WHAT YOU ARE ASKED TO DO
Copy everything in the data below exactly except the pictures.

— start —

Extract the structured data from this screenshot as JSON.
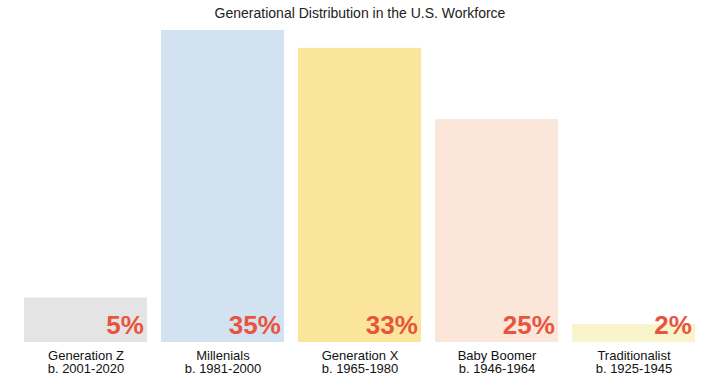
{
  "chart_data": {
    "type": "bar",
    "title": "Generational Distribution in the U.S. Workforce",
    "categories": [
      "Generation Z\nb. 2001-2020",
      "Millenials\nb. 1981-2000",
      "Generation X\nb. 1965-1980",
      "Baby Boomer\nb. 1946-1964",
      "Traditionalist\nb. 1925-1945"
    ],
    "values": [
      5,
      35,
      33,
      25,
      2
    ],
    "value_labels": [
      "5%",
      "35%",
      "33%",
      "25%",
      "2%"
    ],
    "colors": [
      "#e4e4e4",
      "#d3e2f0",
      "#fbe59c",
      "#fbe6da",
      "#f9f4cc"
    ],
    "ylim": [
      0,
      35
    ],
    "data_labels": true,
    "tick_labels": "x"
  }
}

— end —

COMPLETE ANSWER
Extract the structured data from this screenshot as JSON.
{
  "chart_data": {
    "type": "bar",
    "title": "Generational Distribution in the U.S. Workforce",
    "categories": [
      "Generation Z\nb. 2001-2020",
      "Millenials\nb. 1981-2000",
      "Generation X\nb. 1965-1980",
      "Baby Boomer\nb. 1946-1964",
      "Traditionalist\nb. 1925-1945"
    ],
    "values": [
      5,
      35,
      33,
      25,
      2
    ],
    "value_labels": [
      "5%",
      "35%",
      "33%",
      "25%",
      "2%"
    ],
    "colors": [
      "#e4e4e4",
      "#d3e2f0",
      "#fbe59c",
      "#fbe6da",
      "#f9f4cc"
    ],
    "ylim": [
      0,
      35
    ],
    "data_labels": true,
    "tick_labels": "x"
  }
}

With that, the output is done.